Scan the records below. List lines holding "icon".

-- START OF Given records --

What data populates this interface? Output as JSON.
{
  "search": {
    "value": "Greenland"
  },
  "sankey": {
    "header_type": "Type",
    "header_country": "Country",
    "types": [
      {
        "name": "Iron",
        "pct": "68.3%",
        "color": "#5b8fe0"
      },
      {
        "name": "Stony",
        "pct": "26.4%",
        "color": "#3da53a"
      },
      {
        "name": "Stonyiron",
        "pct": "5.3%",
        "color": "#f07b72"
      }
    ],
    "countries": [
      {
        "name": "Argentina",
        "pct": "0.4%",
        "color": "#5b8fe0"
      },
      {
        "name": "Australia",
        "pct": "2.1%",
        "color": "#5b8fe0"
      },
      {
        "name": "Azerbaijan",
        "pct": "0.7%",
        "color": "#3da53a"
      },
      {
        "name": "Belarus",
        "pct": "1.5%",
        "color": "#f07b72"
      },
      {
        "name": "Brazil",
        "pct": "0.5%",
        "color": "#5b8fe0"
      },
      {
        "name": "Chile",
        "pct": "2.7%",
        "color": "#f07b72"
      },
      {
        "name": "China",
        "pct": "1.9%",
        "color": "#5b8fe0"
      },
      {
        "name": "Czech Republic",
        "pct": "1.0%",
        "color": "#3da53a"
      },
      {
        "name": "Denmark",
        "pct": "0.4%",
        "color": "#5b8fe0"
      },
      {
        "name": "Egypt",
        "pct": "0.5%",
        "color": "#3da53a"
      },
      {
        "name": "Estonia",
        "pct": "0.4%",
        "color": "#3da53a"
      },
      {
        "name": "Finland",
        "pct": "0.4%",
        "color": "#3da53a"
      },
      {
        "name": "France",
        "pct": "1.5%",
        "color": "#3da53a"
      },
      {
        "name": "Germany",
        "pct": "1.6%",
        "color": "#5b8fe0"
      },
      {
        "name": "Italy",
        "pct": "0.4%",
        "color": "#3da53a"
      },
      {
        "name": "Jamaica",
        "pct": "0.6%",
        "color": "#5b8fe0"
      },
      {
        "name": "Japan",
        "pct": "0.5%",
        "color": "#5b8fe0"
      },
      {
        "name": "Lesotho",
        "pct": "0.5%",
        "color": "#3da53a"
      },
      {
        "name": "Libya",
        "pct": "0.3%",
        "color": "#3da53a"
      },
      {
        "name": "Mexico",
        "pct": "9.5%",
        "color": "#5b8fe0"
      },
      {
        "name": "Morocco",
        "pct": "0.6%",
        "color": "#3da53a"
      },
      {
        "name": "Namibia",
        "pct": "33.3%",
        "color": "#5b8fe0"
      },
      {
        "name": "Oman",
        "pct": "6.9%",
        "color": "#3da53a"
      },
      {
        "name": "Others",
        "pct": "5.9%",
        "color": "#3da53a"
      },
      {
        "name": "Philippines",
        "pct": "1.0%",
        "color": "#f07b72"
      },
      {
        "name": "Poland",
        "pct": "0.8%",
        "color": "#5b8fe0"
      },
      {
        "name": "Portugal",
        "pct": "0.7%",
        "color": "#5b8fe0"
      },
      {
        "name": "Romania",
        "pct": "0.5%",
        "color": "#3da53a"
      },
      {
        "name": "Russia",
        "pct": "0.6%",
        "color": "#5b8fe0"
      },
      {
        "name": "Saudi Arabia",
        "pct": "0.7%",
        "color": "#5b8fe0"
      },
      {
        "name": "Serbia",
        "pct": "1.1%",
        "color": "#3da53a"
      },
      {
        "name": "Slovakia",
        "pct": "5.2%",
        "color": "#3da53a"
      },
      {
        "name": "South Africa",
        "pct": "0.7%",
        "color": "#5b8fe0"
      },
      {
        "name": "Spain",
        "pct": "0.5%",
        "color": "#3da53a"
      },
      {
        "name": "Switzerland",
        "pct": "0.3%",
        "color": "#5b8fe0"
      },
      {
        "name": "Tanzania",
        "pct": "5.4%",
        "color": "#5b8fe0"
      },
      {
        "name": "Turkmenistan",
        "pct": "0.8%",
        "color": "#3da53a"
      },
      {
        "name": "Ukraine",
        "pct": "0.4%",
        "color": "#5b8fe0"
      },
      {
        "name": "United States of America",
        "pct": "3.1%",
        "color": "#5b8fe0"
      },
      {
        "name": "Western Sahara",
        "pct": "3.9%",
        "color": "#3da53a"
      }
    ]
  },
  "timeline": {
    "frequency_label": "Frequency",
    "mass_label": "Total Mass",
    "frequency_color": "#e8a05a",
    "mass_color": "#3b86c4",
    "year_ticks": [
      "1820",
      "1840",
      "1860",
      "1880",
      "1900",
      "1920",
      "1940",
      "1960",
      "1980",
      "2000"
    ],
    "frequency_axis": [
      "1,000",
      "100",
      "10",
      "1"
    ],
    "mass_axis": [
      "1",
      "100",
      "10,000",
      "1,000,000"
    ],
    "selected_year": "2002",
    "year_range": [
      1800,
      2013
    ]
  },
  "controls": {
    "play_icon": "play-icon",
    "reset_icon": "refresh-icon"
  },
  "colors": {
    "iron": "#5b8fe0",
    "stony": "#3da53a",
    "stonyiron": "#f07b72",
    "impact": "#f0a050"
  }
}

-- END OF Given records --

**Worked answer:**
    "play_icon": "play-icon",
    "reset_icon": "refresh-icon"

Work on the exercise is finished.